[START OF Given records]
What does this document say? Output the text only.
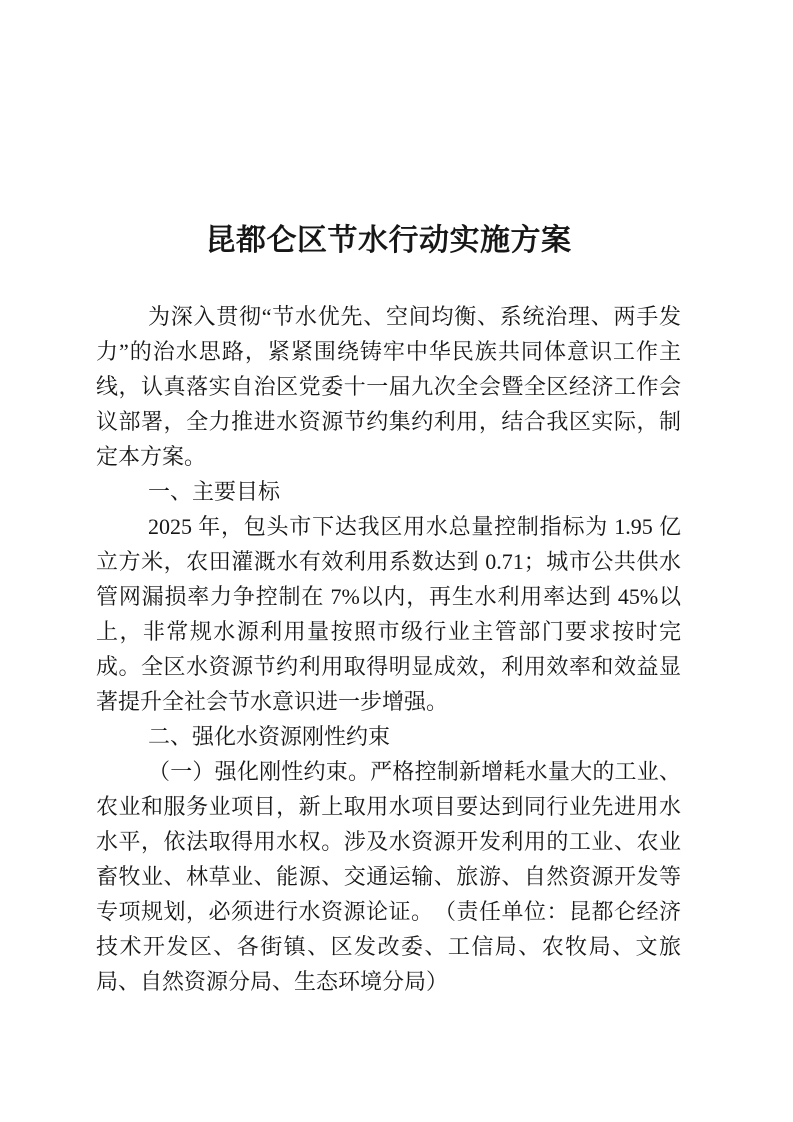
昆都仑区节水行动实施方案

为深入贯彻“节水优先、空间均衡、系统治理、两手发力”的治水思路，紧紧围绕铸牢中华民族共同体意识工作主线，认真落实自治区党委十一届九次全会暨全区经济工作会议部署，全力推进水资源节约集约利用，结合我区实际，制定本方案。

一、主要目标

2025 年，包头市下达我区用水总量控制指标为 1.95 亿立方米，农田灌溉水有效利用系数达到 0.71；城市公共供水管网漏损率力争控制在 7%以内，再生水利用率达到 45%以上，非常规水源利用量按照市级行业主管部门要求按时完成。全区水资源节约利用取得明显成效，利用效率和效益显著提升全社会节水意识进一步增强。

二、强化水资源刚性约束

（一）强化刚性约束。严格控制新增耗水量大的工业、农业和服务业项目，新上取用水项目要达到同行业先进用水水平，依法取得用水权。涉及水资源开发利用的工业、农业畜牧业、林草业、能源、交通运输、旅游、自然资源开发等专项规划，必须进行水资源论证。　（责任单位：昆都仑经济技术开发区、各街镇、区发改委、工信局、农牧局、文旅局、自然资源分局、生态环境分局）
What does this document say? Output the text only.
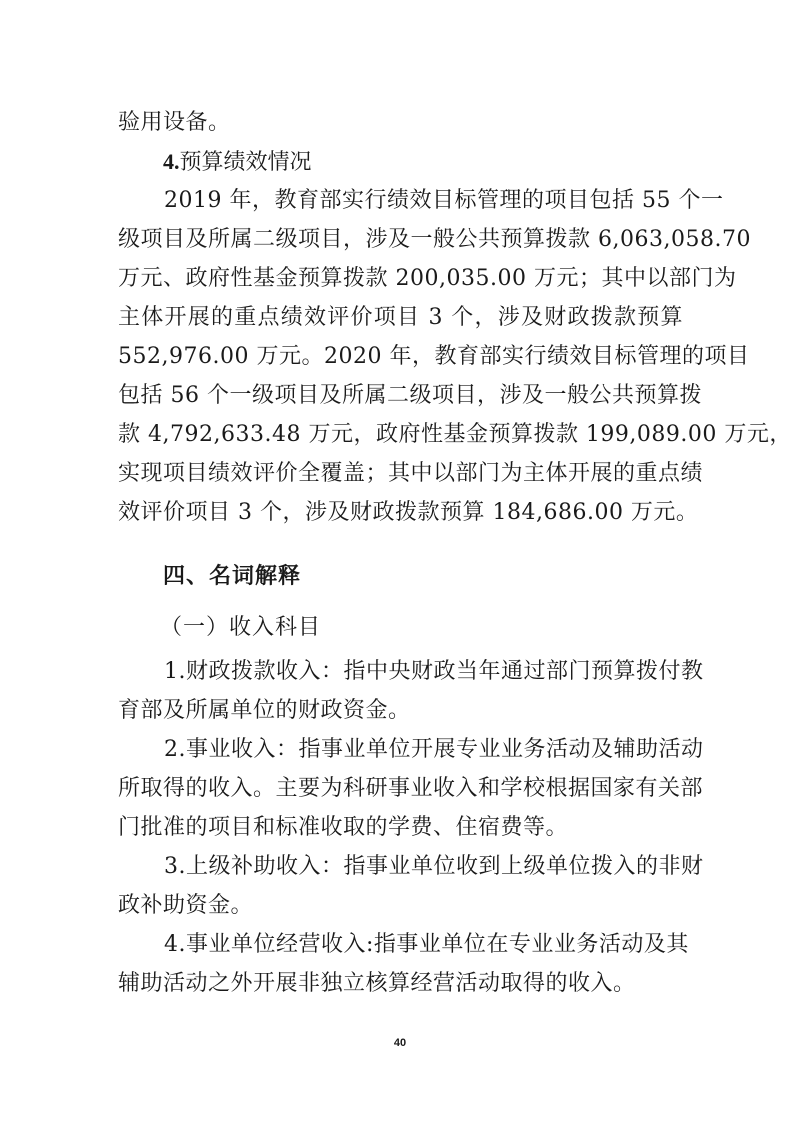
验用设备。

4.预算绩效情况

2019 年，教育部实行绩效目标管理的项目包括 55 个一
级项目及所属二级项目，涉及一般公共预算拨款 6,063,058.70
万元、政府性基金预算拨款 200,035.00 万元；其中以部门为
主体开展的重点绩效评价项目 3 个，涉及财政拨款预算
552,976.00 万元。2020 年，教育部实行绩效目标管理的项目
包括 56 个一级项目及所属二级项目，涉及一般公共预算拨
款 4,792,633.48 万元，政府性基金预算拨款 199,089.00 万元，
实现项目绩效评价全覆盖；其中以部门为主体开展的重点绩
效评价项目 3 个，涉及财政拨款预算 184,686.00 万元。

四、名词解释

（一）收入科目

1.财政拨款收入：指中央财政当年通过部门预算拨付教
育部及所属单位的财政资金。

2.事业收入：指事业单位开展专业业务活动及辅助活动
所取得的收入。主要为科研事业收入和学校根据国家有关部
门批准的项目和标准收取的学费、住宿费等。

3.上级补助收入：指事业单位收到上级单位拨入的非财
政补助资金。

4.事业单位经营收入:指事业单位在专业业务活动及其
辅助活动之外开展非独立核算经营活动取得的收入。

40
[END OF Given records]
• [What you will do]:
Transcribe the records above verbatim. Do not carry over any picture.

• [Final result]:
What does this document say? Output the text only.
昆都仑区节水行动实施方案

为深入贯彻“节水优先、空间均衡、系统治理、两手发力”的治水思路，紧紧围绕铸牢中华民族共同体意识工作主线，认真落实自治区党委十一届九次全会暨全区经济工作会议部署，全力推进水资源节约集约利用，结合我区实际，制定本方案。

一、主要目标

2025 年，包头市下达我区用水总量控制指标为 1.95 亿立方米，农田灌溉水有效利用系数达到 0.71；城市公共供水管网漏损率力争控制在 7%以内，再生水利用率达到 45%以上，非常规水源利用量按照市级行业主管部门要求按时完成。全区水资源节约利用取得明显成效，利用效率和效益显著提升全社会节水意识进一步增强。

二、强化水资源刚性约束

（一）强化刚性约束。严格控制新增耗水量大的工业、农业和服务业项目，新上取用水项目要达到同行业先进用水水平，依法取得用水权。涉及水资源开发利用的工业、农业畜牧业、林草业、能源、交通运输、旅游、自然资源开发等专项规划，必须进行水资源论证。　（责任单位：昆都仑经济技术开发区、各街镇、区发改委、工信局、农牧局、文旅局、自然资源分局、生态环境分局）
What does this document say? Output the text only.
验用设备。

4.预算绩效情况

2019 年，教育部实行绩效目标管理的项目包括 55 个一
级项目及所属二级项目，涉及一般公共预算拨款 6,063,058.70
万元、政府性基金预算拨款 200,035.00 万元；其中以部门为
主体开展的重点绩效评价项目 3 个，涉及财政拨款预算
552,976.00 万元。2020 年，教育部实行绩效目标管理的项目
包括 56 个一级项目及所属二级项目，涉及一般公共预算拨
款 4,792,633.48 万元，政府性基金预算拨款 199,089.00 万元，
实现项目绩效评价全覆盖；其中以部门为主体开展的重点绩
效评价项目 3 个，涉及财政拨款预算 184,686.00 万元。

四、名词解释

（一）收入科目

1.财政拨款收入：指中央财政当年通过部门预算拨付教
育部及所属单位的财政资金。

2.事业收入：指事业单位开展专业业务活动及辅助活动
所取得的收入。主要为科研事业收入和学校根据国家有关部
门批准的项目和标准收取的学费、住宿费等。

3.上级补助收入：指事业单位收到上级单位拨入的非财
政补助资金。

4.事业单位经营收入:指事业单位在专业业务活动及其
辅助活动之外开展非独立核算经营活动取得的收入。

40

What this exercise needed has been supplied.